[EXERCISE]
Examine the records and identify each line that includes the string "contact". Copy those lines.

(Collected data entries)
⁂

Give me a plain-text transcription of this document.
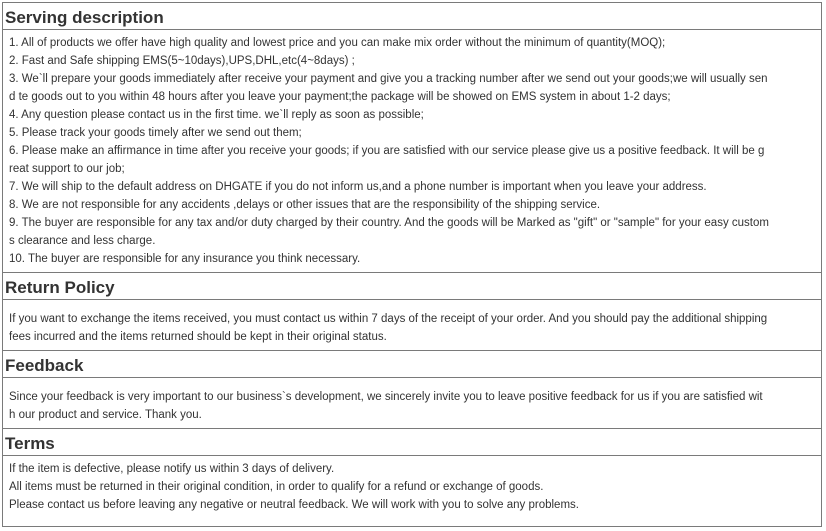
Serving description
1. All of products we offer have high quality and lowest price and you can make mix order without the minimum of quantity(MOQ);
2. Fast and Safe shipping EMS(5~10days),UPS,DHL,etc(4~8days) ;
3. We`ll prepare your goods immediately after receive your payment and give you a tracking number after we send out your goods;we will usually sen
d te goods out to you within 48 hours after you leave your payment;the package will be showed on EMS system in about 1-2 days;
4. Any question please contact us in the first time. we`ll reply as soon as possible;
5. Please track your goods timely after we send out them;
6. Please make an affirmance in time after you receive your goods; if you are satisfied with our service please give us a positive feedback. It will be g
reat support to our job;
7. We will ship to the default address on DHGATE if you do not inform us,and a phone number is important when you leave your address.
8. We are not responsible for any accidents ,delays or other issues that are the responsibility of the shipping service.
9. The buyer are responsible for any tax and/or duty charged by their country. And the goods will be Marked as "gift" or "sample" for your easy custom
s clearance and less charge.
10. The buyer are responsible for any insurance you think necessary.
Return Policy
If you want to exchange the items received, you must contact us within 7 days of the receipt of your order. And you should pay the additional shipping
fees incurred and the items returned should be kept in their original status.
Feedback
Since your feedback is very important to our business`s development, we sincerely invite you to leave positive feedback for us if you are satisfied wit
h our product and service. Thank you.
Terms
If the item is defective, please notify us within 3 days of delivery.
All items must be returned in their original condition, in order to qualify for a refund or exchange of goods.
Please contact us before leaving any negative or neutral feedback. We will work with you to solve any problems.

⁂

[REPLY]
4. Any question please contact us in the first time. we`ll reply as soon as possible;
If you want to exchange the items received, you must contact us within 7 days of the receipt of your order. And you should pay the additional shipping
Please contact us before leaving any negative or neutral feedback. We will work with you to solve any problems.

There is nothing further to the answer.